SOURCE PASSAGE:

1705 words
9 minutes
Build Your First Zero to Hero Application from Scratch

1. Introduction#

Building an AI application from scratch, particularly one leveraging large language models, can feel overwhelming. In this post, we’ll walk through a detailed, end-to-end workflow for developing a practical “Zero to Hero” application. Rather than a simple overview, we’ll dive deep into the process with extended hands-on examples, training logs, and code snippets, so you have all the information you need to build and deploy a working prototype.

1.1 Outline of This Guide#

We’ll cover:

  • Hardware and software setup
  • How to choose and fine-tune a pre-trained model (like DistilBERT or GPT-like models)
  • Building an API with FastAPI
  • Debugging and optimizing through logs
  • Packaging and deploying your solution with Docker

Throughout the guide, we’ll reference Python scripts and command-line outputs to provide real-world visuals of your training and inference processes.


2. Why Create Your Own “Zero to Hero” Application?#

2.1 Hands-On Learning#

Nothing accelerates your understanding more than direct experimentation. By training your own model, you’ll see firsthand how hyperparameters, data cleaning, and code organization affect performance.

2.2 Rapid Iteration#

Working on demos or following basic tutorials is a good start, but building a real application forces you to iterate more quickly. You’ll learn to refine your data pipeline based on actual feedback and see immediate results from your changes.

2.3 Full Ownership and Customization#

Even if you rely on open-source libraries, you maintain control of your application’s entire stack. That means you can tailor the solution to specific requirements—like domain-specific text classification, advanced prompt engineering, or custom deployment scenarios.


3. Setting Up the Foundation#

3.1 Environment Setup#

3.1.1 Hardware Considerations#

  • Local GPU: NVIDIA GPUs with sufficient VRAM (8GB or more) make local experimentation smoother.
  • Cloud Providers: If local hardware is lacking, AWS EC2 (GPU instances), Azure ML, and Google Cloud (Compute Engine with GPU) are great options. Look for machine images pre-installed with CUDA and popular deep learning frameworks.

Saved data entries
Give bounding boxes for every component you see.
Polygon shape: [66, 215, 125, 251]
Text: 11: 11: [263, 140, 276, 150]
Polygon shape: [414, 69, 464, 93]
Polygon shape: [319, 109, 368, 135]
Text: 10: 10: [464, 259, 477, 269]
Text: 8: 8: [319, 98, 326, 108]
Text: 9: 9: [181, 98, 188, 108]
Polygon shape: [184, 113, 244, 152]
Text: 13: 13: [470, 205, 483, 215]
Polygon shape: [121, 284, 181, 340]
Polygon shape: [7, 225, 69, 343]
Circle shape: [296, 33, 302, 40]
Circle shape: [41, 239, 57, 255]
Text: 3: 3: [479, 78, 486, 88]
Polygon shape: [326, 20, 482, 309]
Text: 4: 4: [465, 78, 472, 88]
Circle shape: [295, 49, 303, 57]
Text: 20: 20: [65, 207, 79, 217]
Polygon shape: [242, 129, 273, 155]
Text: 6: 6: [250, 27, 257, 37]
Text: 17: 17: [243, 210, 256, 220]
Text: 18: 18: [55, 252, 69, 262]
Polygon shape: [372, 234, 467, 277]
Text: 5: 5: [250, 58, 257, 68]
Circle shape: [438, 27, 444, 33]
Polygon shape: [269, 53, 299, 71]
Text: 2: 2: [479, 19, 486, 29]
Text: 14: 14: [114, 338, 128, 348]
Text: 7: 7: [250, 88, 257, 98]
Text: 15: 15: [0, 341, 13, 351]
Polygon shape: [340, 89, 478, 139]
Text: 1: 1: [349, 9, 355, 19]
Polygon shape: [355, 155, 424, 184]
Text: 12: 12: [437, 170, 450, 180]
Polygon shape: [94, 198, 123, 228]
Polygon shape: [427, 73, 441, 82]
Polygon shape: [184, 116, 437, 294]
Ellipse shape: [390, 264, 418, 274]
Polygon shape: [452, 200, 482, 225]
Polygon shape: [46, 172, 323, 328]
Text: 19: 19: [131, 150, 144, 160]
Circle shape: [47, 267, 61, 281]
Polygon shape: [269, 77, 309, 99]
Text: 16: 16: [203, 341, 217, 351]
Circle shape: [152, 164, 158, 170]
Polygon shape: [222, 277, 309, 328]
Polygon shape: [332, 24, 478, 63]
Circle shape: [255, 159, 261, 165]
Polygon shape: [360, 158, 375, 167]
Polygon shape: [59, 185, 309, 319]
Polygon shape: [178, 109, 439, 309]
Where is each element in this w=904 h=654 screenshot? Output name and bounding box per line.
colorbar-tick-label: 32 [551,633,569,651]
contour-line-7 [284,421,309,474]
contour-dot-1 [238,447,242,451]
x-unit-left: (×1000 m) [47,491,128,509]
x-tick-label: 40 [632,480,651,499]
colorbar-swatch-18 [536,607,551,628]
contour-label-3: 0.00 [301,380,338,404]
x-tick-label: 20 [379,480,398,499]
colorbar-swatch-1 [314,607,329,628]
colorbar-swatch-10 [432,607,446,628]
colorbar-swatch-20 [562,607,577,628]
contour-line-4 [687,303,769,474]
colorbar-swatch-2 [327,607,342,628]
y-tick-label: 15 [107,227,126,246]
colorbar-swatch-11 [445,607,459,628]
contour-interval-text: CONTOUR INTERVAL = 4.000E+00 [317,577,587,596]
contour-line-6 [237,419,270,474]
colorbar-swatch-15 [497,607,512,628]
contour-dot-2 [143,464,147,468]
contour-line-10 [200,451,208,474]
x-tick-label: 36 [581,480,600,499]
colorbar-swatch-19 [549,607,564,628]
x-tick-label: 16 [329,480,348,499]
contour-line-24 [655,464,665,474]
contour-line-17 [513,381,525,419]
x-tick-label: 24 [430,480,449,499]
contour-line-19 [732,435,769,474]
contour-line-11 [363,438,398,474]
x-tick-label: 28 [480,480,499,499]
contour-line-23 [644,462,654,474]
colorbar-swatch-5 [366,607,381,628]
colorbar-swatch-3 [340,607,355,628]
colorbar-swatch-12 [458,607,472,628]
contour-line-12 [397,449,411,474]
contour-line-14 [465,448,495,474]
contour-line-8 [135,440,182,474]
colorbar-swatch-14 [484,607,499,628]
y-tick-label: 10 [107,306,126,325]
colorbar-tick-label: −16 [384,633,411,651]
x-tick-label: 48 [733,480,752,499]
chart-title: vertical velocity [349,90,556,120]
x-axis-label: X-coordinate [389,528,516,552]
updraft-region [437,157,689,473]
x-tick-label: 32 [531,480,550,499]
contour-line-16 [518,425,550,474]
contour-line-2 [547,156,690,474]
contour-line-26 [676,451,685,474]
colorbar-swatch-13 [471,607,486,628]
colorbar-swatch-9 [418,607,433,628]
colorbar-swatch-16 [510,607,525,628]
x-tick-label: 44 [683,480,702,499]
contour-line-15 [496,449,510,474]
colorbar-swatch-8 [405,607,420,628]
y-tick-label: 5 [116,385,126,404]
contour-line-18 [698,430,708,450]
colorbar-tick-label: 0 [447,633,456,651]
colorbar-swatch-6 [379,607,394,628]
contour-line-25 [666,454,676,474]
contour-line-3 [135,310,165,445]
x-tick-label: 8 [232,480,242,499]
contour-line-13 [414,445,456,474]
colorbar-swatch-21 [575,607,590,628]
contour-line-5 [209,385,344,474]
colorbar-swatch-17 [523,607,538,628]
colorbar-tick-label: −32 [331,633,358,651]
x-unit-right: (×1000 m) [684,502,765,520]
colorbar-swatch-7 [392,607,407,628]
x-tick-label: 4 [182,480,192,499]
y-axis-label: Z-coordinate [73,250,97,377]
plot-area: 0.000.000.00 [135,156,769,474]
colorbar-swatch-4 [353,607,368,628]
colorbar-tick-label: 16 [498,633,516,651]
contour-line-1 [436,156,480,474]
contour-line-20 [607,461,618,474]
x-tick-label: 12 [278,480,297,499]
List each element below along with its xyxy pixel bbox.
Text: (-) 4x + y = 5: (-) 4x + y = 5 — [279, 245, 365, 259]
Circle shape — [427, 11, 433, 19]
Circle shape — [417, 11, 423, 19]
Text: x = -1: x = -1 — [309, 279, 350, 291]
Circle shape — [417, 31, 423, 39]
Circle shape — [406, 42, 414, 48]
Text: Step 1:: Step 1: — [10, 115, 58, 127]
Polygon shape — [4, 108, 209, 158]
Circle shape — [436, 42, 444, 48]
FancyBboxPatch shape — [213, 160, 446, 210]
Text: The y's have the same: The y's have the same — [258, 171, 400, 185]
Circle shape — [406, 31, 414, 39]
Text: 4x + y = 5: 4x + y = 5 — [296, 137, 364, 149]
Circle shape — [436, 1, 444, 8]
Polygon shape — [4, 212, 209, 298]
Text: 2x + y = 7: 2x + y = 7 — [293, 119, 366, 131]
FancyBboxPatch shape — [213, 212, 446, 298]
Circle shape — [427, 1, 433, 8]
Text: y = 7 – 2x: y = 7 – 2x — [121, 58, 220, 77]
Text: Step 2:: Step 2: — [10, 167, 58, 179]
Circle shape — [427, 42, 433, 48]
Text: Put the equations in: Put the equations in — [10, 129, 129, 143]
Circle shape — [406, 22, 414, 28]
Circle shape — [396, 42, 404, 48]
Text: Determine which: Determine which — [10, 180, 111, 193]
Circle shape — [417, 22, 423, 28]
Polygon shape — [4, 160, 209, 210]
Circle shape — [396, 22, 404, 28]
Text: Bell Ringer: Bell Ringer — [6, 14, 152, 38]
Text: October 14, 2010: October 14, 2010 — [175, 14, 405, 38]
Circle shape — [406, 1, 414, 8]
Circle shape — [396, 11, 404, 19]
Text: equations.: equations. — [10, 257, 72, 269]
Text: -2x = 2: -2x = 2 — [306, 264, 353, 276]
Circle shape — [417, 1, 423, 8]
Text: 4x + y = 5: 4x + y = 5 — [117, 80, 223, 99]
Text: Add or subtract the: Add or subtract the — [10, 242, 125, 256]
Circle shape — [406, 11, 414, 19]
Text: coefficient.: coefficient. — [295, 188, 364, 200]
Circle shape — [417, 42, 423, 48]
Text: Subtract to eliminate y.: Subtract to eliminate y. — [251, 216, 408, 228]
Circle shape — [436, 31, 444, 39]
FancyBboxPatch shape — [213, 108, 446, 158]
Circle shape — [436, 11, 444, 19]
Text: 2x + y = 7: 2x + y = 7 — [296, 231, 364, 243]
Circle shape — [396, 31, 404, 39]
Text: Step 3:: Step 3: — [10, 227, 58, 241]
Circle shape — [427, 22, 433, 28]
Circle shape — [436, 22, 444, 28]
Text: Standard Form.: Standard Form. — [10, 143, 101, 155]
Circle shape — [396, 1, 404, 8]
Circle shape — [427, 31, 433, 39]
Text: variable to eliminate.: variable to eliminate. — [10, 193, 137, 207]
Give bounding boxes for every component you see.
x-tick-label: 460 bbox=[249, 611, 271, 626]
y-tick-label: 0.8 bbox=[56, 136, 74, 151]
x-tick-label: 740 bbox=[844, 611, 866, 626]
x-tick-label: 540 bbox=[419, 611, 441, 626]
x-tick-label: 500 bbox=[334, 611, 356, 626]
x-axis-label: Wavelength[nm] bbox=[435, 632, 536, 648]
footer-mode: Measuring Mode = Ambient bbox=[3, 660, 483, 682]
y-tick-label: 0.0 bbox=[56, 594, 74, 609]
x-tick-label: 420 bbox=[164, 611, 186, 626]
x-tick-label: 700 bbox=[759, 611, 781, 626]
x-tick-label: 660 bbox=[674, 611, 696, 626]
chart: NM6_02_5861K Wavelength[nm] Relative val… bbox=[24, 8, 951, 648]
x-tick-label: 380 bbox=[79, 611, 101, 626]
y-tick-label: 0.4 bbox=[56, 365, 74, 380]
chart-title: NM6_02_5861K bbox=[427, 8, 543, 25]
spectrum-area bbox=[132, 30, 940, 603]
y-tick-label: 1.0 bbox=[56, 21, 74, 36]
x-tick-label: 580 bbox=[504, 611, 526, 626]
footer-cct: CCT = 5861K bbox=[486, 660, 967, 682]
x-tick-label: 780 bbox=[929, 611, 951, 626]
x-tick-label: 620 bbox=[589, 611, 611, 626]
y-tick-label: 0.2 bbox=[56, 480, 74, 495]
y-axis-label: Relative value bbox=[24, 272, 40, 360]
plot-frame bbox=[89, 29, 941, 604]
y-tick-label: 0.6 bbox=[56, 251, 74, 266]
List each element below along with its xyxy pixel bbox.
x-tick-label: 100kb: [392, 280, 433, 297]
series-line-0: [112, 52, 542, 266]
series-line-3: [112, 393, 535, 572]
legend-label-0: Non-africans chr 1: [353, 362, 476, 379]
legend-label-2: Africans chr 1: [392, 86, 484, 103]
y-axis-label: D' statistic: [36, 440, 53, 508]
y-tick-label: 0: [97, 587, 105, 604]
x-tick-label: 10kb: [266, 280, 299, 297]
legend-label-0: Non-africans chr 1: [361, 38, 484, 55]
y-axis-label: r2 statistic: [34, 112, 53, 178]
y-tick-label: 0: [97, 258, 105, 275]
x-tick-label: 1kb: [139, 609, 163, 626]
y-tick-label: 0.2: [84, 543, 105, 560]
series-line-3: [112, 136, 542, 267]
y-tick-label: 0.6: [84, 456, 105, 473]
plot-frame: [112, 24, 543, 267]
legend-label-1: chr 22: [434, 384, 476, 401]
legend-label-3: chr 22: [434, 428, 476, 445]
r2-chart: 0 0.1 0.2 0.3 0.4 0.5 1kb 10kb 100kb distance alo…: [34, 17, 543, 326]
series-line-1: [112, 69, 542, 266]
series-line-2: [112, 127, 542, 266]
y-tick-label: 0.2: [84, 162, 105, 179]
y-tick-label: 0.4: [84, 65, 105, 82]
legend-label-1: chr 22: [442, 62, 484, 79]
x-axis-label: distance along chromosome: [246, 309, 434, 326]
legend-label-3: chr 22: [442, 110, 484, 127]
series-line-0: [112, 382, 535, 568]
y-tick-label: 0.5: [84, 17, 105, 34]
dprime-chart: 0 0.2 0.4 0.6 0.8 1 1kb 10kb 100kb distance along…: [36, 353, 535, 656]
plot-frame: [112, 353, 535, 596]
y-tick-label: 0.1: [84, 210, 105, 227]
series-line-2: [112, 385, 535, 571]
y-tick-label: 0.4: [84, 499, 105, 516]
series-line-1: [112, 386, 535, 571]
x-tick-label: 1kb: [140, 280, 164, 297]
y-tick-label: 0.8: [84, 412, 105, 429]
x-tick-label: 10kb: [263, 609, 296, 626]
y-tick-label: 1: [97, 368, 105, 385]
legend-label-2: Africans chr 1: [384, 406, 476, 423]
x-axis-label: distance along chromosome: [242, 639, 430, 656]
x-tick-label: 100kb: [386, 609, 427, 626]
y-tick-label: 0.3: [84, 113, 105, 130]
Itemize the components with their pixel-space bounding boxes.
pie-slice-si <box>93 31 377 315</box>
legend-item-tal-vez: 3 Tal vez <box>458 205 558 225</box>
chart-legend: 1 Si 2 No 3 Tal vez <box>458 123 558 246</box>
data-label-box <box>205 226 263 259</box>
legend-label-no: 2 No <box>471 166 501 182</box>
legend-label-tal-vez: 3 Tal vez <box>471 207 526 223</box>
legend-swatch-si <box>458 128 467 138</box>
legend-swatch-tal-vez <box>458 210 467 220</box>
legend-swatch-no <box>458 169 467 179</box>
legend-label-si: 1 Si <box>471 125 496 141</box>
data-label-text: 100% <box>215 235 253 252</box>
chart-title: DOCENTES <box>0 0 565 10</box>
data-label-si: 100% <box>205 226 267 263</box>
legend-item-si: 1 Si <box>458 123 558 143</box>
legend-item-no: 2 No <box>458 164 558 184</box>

YOUR TASKS:
a – List the topics that the outline of the Zero to Hero application guide says it will cover.
b – Extend the Zero to Hero application guide, beginning right after its last sentence shown.

RESULTS FOR THE EXERCISE:
a –
- Hardware and software setup
- How to choose and fine-tune a pre-trained model (like DistilBERT or GPT-like models)
- Building an API with FastAPI
- Debugging and optimizing through logs
- Packaging and deploying your solution with Docker

b –
3.1.2 Software Stack#

  • Python 3.8 or above (type hints and better async support).
  • PyTorch or TensorFlow (we’ll focus on PyTorch in our examples).
  • Hugging Face Transformers (for easy model loading and fine-tuning).
  • FastAPI or Flask (we’ll choose FastAPI for a more modern async approach).
  • Docker (for containerization, if you plan to deploy at scale).

Below is one approach to organizing your files. Feel free to adapt as your application grows:

my_zero_to_hero_app/
├── data/
│ ├── raw/
│ └── processed/
├── models/
│ ├── checkpoints/
│ └── final/
├── scripts/
│ ├── train.py
│ ├── predict.py
│ └── helpers.py
├── app/
│ ├── main.py
│ └── config.py
├── tests/
│ └── test_app.py
├── requirements.txt
└── Dockerfile

4. Selecting Your Model and Task#

4.1 Task Selection#

Popular tasks for language models include:

  • Sentiment Analysis
  • Named Entity Recognition (NER)
  • Text Summarization
  • Question Answering

For illustration, let’s pick a straightforward task: sentiment analysis. This is common, easy to prototype, and highly versatile.

4.2 Model Preference#

  • Start Small: We’ll look at a DistilBERT-based model first for minimal resource requirements.
  • Scale Later: If performance or accuracy is lacking, you can move up to BERT-base, GPT-3.5, GPT-4, or specialized large language models.

5. Data Preparation#

Whatever the task, you need relevant data. For sentiment analysis:

  1. Collect text samples with sentiment labels (e.g., positive, neutral, negative).
  2. Clean them (remove duplicates, unwanted symbols).
  3. Split into training, validation, and test sets (e.g., 80% training, 10% validation, 10% test).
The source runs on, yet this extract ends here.